▶ [Written problem]
Output exactly, and only, the stretch of lines beginning at the line with "Extract all readable text from this page." and ending at the last line of the listing below. Drop the pictures.

----------

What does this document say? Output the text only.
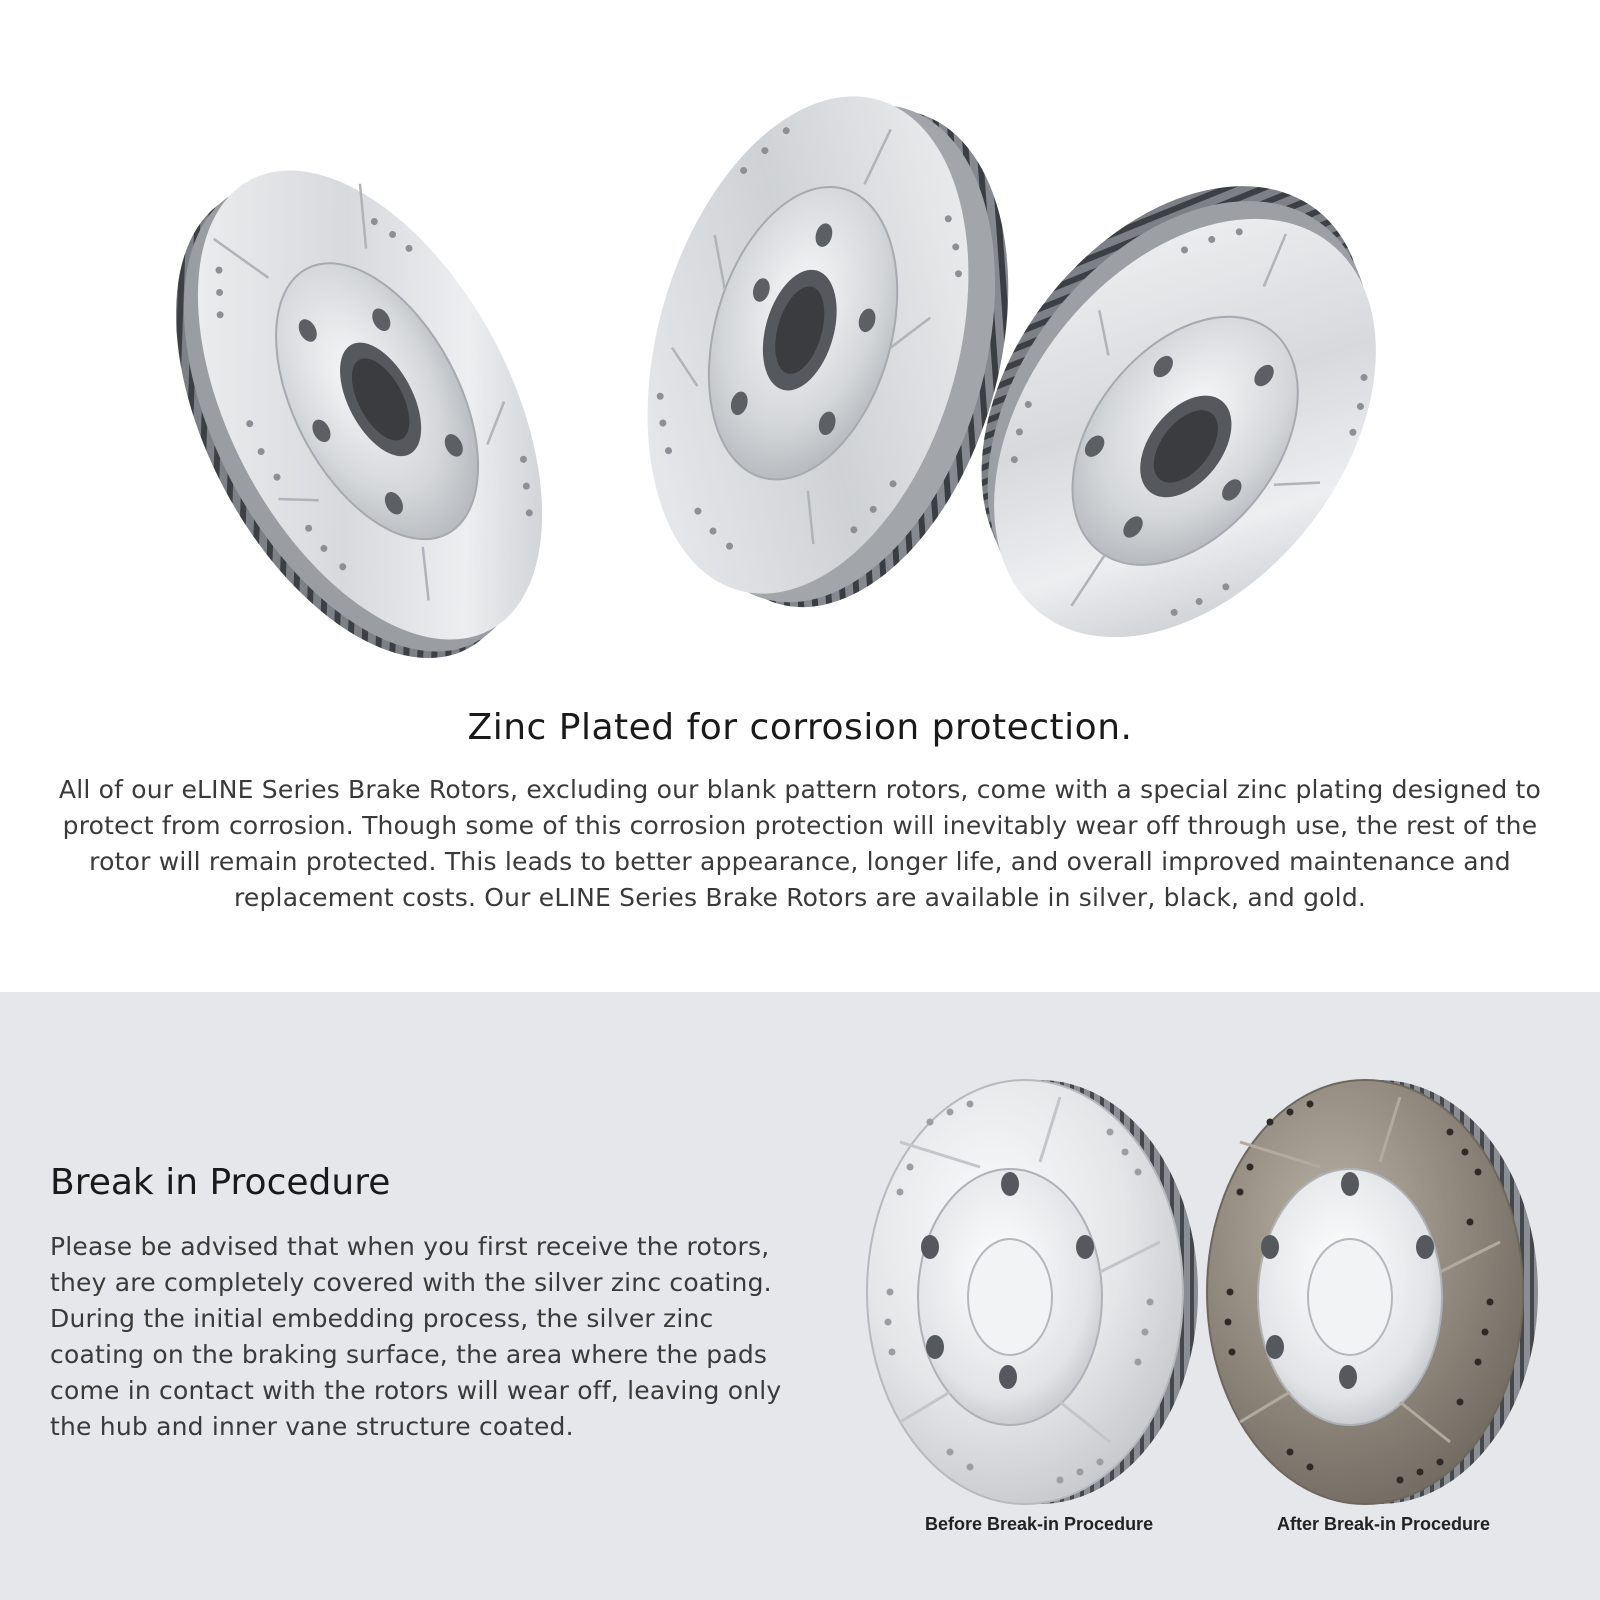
Zinc Plated for corrosion protection.

All of our eLINE Series Brake Rotors, excluding our blank pattern rotors, come with a special zinc plating designed to protect from corrosion. Though some of this corrosion protection will inevitably wear off through use, the rest of the rotor will remain protected. This leads to better appearance, longer life, and overall improved maintenance and replacement costs. Our eLINE Series Brake Rotors are available in silver, black, and gold.

Break in Procedure

Please be advised that when you first receive the rotors, they are completely covered with the silver zinc coating. During the initial embedding process, the silver zinc coating on the braking surface, the area where the pads come in contact with the rotors will wear off, leaving only the hub and inner vane structure coated.

Before Break-in Procedure	After Break-in Procedure
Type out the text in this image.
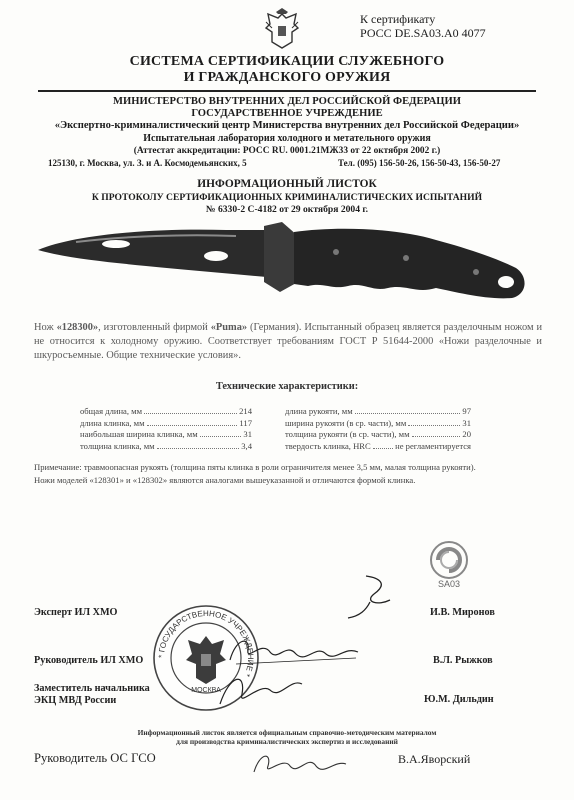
К сертификату
РОСС DE.SA03.A0 4077
СИСТЕМА СЕРТИФИКАЦИИ СЛУЖЕБНОГО
И ГРАЖДАНСКОГО ОРУЖИЯ
МИНИСТЕРСТВО ВНУТРЕННИХ ДЕЛ РОССИЙСКОЙ ФЕДЕРАЦИИ
ГОСУДАРСТВЕННОЕ УЧРЕЖДЕНИЕ
«Экспертно-криминалистический центр Министерства внутренних дел Российской Федерации»
Испытательная лаборатория холодного и метательного оружия
(Аттестат аккредитации: РОСС RU. 0001.21МЖ33 от 22 октября 2002 г.)
125130, г. Москва, ул. З. и А. Космодемьянских, 5	Тел. (095) 156-50-26, 156-50-43, 156-50-27
ИНФОРМАЦИОННЫЙ ЛИСТОК
К ПРОТОКОЛУ СЕРТИФИКАЦИОННЫХ КРИМИНАЛИСТИЧЕСКИХ ИСПЫТАНИЙ
№ 6330-2 С-4182 от 29 октября 2004 г.
Нож «128300», изготовленный фирмой «Puma» (Германия). Испытанный образец является разделочным ножом и не относится к холодному оружию. Соответствует требованиям ГОСТ Р 51644-2000 «Ножи разделочные и шкуросъемные. Общие технические условия».
Технические характеристики:
общая длина, мм	214
длина клинка, мм	117
наибольшая ширина клинка, мм	31
толщина клинка, мм	3,4
длина рукояти, мм	97
ширина рукояти (в ср. части), мм	31
толщина рукояти (в ср. части), мм	20
твердость клинка, HRC	не регламентируется
Примечание: травмоопасная рукоять (толщина пяты клинка в роли ограничителя менее 3,5 мм, малая толщина рукояти).
Ножи моделей «128301» и «128302» являются аналогами вышеуказанной и отличаются формой клинка.
SA03
Эксперт ИЛ ХМО	И.В. Миронов
Руководитель ИЛ ХМО	В.Л. Рыжков
Заместитель начальника
ЭКЦ МВД России	Ю.М. Дильдин
* ГОСУДАРСТВЕННОЕ УЧРЕЖДЕНИЕ *
МОСКВА
Информационный листок является официальным справочно-методическим материалом
для производства криминалистических экспертиз и исследований
Руководитель ОС ГСО	В.А.Яворский
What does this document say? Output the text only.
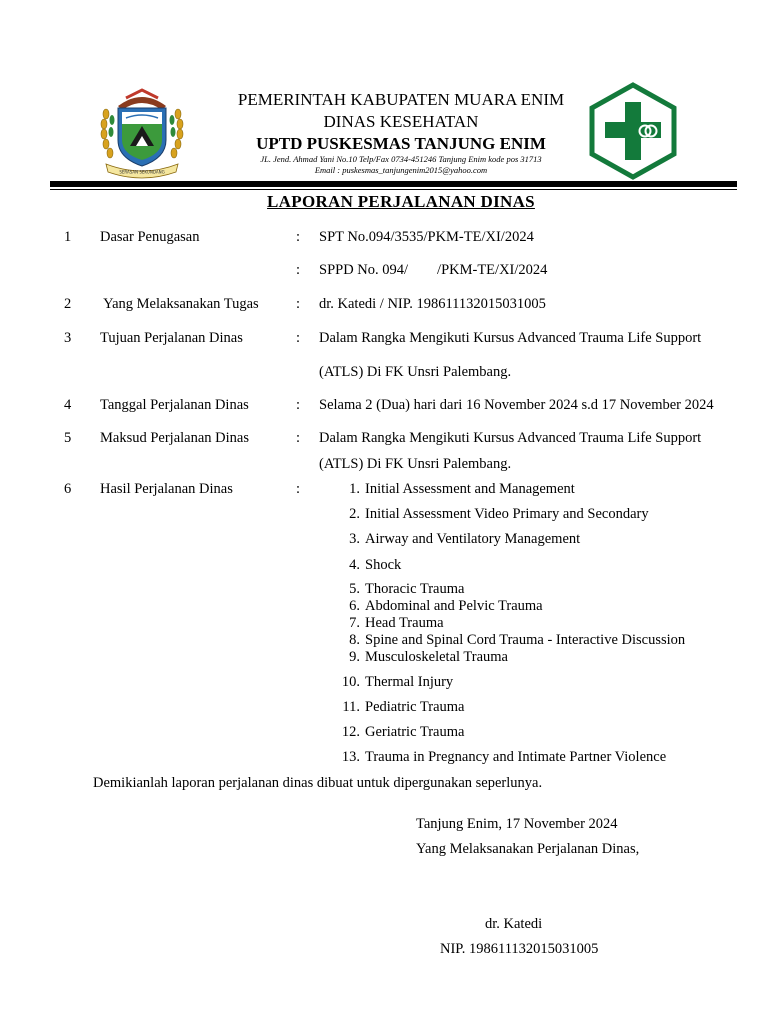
SERASAN SEKUNDANG
PEMERINTAH KABUPATEN MUARA ENIM
DINAS KESEHATAN
UPTD PUSKESMAS TANJUNG ENIM
JL. Jend. Ahmad Yani No.10 Telp/Fax 0734-451246 Tanjung Enim kode pos 31713
Email : puskesmas_tanjungenim2015@yahoo.com
LAPORAN PERJALANAN DINAS
1 Dasar Penugasan	: SPT No.094/3535/PKM-TE/XI/2024
: SPPD No. 094/        /PKM-TE/XI/2024
2 Yang Melaksanakan Tugas	: dr. Katedi / NIP. 198611132015031005
3 Tujuan Perjalanan Dinas	: Dalam Rangka Mengikuti Kursus Advanced Trauma Life Support
(ATLS) Di FK Unsri Palembang.
4 Tanggal Perjalanan Dinas	: Selama 2 (Dua) hari dari 16 November 2024 s.d 17 November 2024
5 Maksud Perjalanan Dinas	: Dalam Rangka Mengikuti Kursus Advanced Trauma Life Support
(ATLS) Di FK Unsri Palembang.
6 Hasil Perjalanan Dinas	:	1. Initial Assessment and Management
2. Initial Assessment Video Primary and Secondary
3. Airway and Ventilatory Management
4. Shock
5. Thoracic Trauma
6. Abdominal and Pelvic Trauma
7. Head Trauma
8. Spine and Spinal Cord Trauma - Interactive Discussion
9. Musculoskeletal Trauma
10. Thermal Injury
11. Pediatric Trauma
12. Geriatric Trauma
13. Trauma in Pregnancy and Intimate Partner Violence
Demikianlah laporan perjalanan dinas dibuat untuk dipergunakan seperlunya.
Tanjung Enim, 17 November 2024
Yang Melaksanakan Perjalanan Dinas,
dr. Katedi
NIP. 198611132015031005
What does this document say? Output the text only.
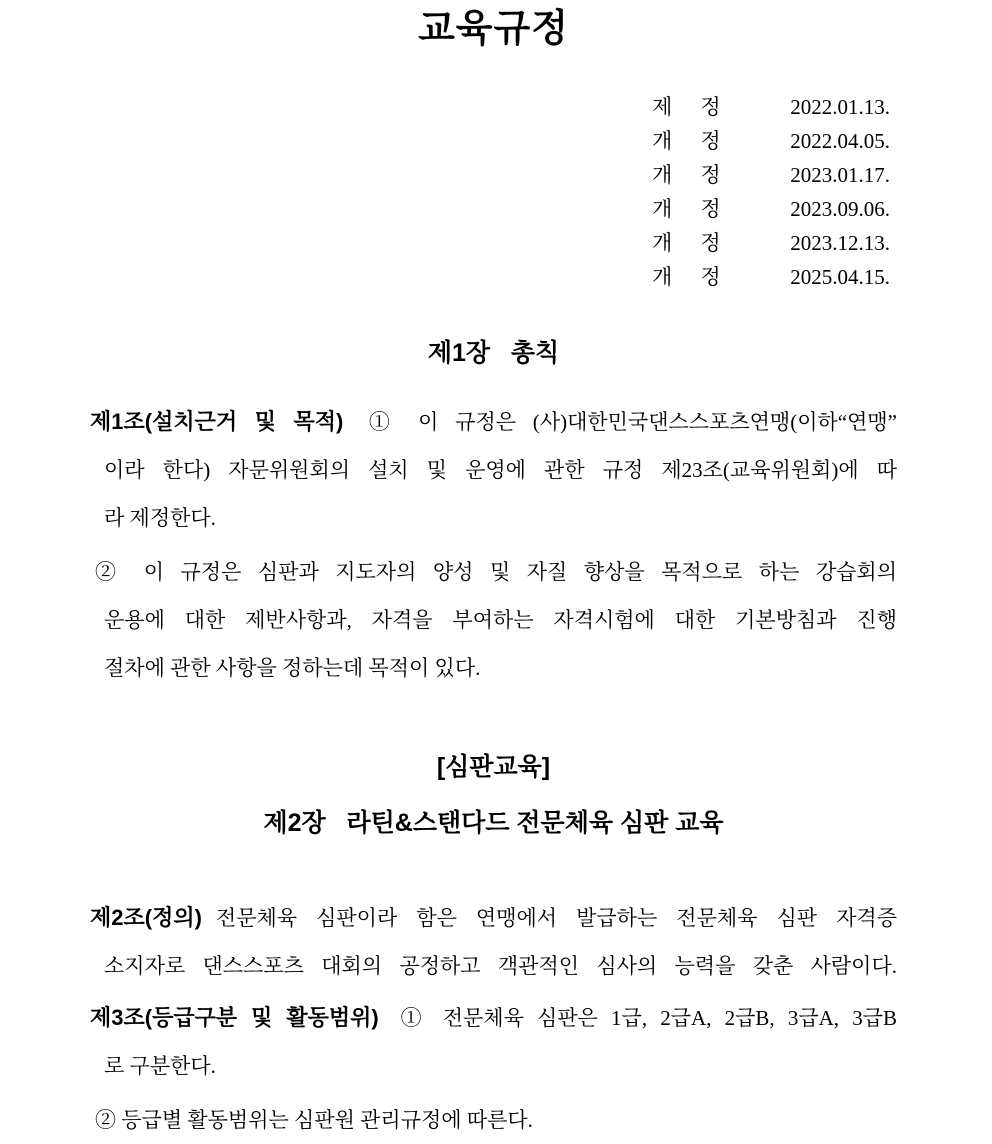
교육규정
제	정	2022.01.13.
개	정	2022.04.05.
개	정	2023.01.17.
개	정	2023.09.06.
개	정	2023.12.13.
개	정	2025.04.15.
제1장   총칙
제1조(설치근거 및 목적) ① 이 규정은 (사)대한민국댄스스포츠연맹(이하“연맹”
이라 한다) 자문위원회의 설치 및 운영에 관한 규정 제23조(교육위원회)에 따
라 제정한다.
② 이 규정은 심판과 지도자의 양성 및 자질 향상을 목적으로 하는 강습회의
운용에 대한 제반사항과, 자격을 부여하는 자격시험에 대한 기본방침과 진행
절차에 관한 사항을 정하는데 목적이 있다.
[심판교육]
제2장   라틴&스탠다드 전문체육 심판 교육
제2조(정의) 전문체육 심판이라 함은 연맹에서 발급하는 전문체육 심판 자격증
소지자로 댄스스포츠 대회의 공정하고 객관적인 심사의 능력을 갖춘 사람이다.
제3조(등급구분 및 활동범위) ① 전문체육 심판은 1급, 2급A, 2급B, 3급A, 3급B
로 구분한다.
② 등급별 활동범위는 심판원 관리규정에 따른다.
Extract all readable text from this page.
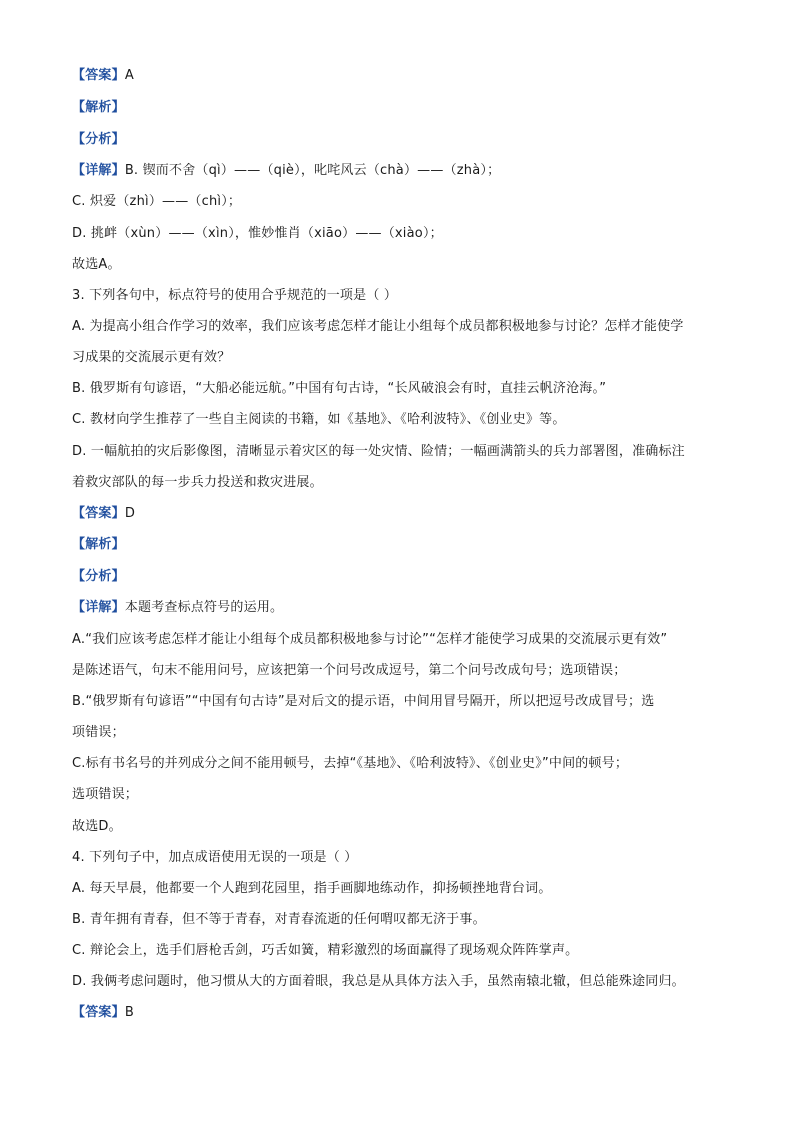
【答案】A
【解析】
【分析】
【详解】B. 锲而不舍（qì）——（qiè），叱咤风云（chà）——（zhà）；
C. 炽爱（zhì）——（chì）；
D. 挑衅（xùn）——（xìn），惟妙惟肖（xiāo）——（xiào）；
故选A。
3. 下列各句中，标点符号的使用合乎规范的一项是（ ）
A. 为提高小组合作学习的效率，我们应该考虑怎样才能让小组每个成员都积极地参与讨论？怎样才能使学
习成果的交流展示更有效？
B. 俄罗斯有句谚语，“大船必能远航。”中国有句古诗，“长风破浪会有时，直挂云帆济沧海。”
C. 教材向学生推荐了一些自主阅读的书籍，如《基地》、《哈利波特》、《创业史》等。
D. 一幅航拍的灾后影像图，清晰显示着灾区的每一处灾情、险情；一幅画满箭头的兵力部署图，准确标注
着救灾部队的每一步兵力投送和救灾进展。
【答案】D
【解析】
【分析】
【详解】本题考查标点符号的运用。
A.“我们应该考虑怎样才能让小组每个成员都积极地参与讨论”“怎样才能使学习成果的交流展示更有效”
是陈述语气，句末不能用问号，应该把第一个问号改成逗号，第二个问号改成句号；选项错误；
B.“俄罗斯有句谚语”“中国有句古诗”是对后文的提示语，中间用冒号隔开，所以把逗号改成冒号；选
项错误；
C.标有书名号的并列成分之间不能用顿号，去掉“《基地》、《哈利波特》、《创业史》”中间的顿号；
选项错误；
故选D。
4. 下列句子中，加点成语使用无误的一项是（ ）
A. 每天早晨，他都要一个人跑到花园里，指手画脚地练动作，抑扬顿挫地背台词。
B. 青年拥有青春，但不等于青春，对青春流逝的任何喟叹都无济于事。
C. 辩论会上，选手们唇枪舌剑，巧舌如簧，精彩激烈的场面赢得了现场观众阵阵掌声。
D. 我俩考虑问题时，他习惯从大的方面着眼，我总是从具体方法入手，虽然南辕北辙，但总能殊途同归。
【答案】B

----------

▶ [Task response]
Extract all readable text from this page.
【答案】A
【解析】
【分析】
【详解】B. 锲而不舍（qì）——（qiè），叱咤风云（chà）——（zhà）；
C. 炽爱（zhì）——（chì）；
D. 挑衅（xùn）——（xìn），惟妙惟肖（xiāo）——（xiào）；
故选A。
3. 下列各句中，标点符号的使用合乎规范的一项是（ ）
A. 为提高小组合作学习的效率，我们应该考虑怎样才能让小组每个成员都积极地参与讨论？怎样才能使学
习成果的交流展示更有效？
B. 俄罗斯有句谚语，“大船必能远航。”中国有句古诗，“长风破浪会有时，直挂云帆济沧海。”
C. 教材向学生推荐了一些自主阅读的书籍，如《基地》、《哈利波特》、《创业史》等。
D. 一幅航拍的灾后影像图，清晰显示着灾区的每一处灾情、险情；一幅画满箭头的兵力部署图，准确标注
着救灾部队的每一步兵力投送和救灾进展。
【答案】D
【解析】
【分析】
【详解】本题考查标点符号的运用。
A.“我们应该考虑怎样才能让小组每个成员都积极地参与讨论”“怎样才能使学习成果的交流展示更有效”
是陈述语气，句末不能用问号，应该把第一个问号改成逗号，第二个问号改成句号；选项错误；
B.“俄罗斯有句谚语”“中国有句古诗”是对后文的提示语，中间用冒号隔开，所以把逗号改成冒号；选
项错误；
C.标有书名号的并列成分之间不能用顿号，去掉“《基地》、《哈利波特》、《创业史》”中间的顿号；
选项错误；
故选D。
4. 下列句子中，加点成语使用无误的一项是（ ）
A. 每天早晨，他都要一个人跑到花园里，指手画脚地练动作，抑扬顿挫地背台词。
B. 青年拥有青春，但不等于青春，对青春流逝的任何喟叹都无济于事。
C. 辩论会上，选手们唇枪舌剑，巧舌如簧，精彩激烈的场面赢得了现场观众阵阵掌声。
D. 我俩考虑问题时，他习惯从大的方面着眼，我总是从具体方法入手，虽然南辕北辙，但总能殊途同归。
【答案】B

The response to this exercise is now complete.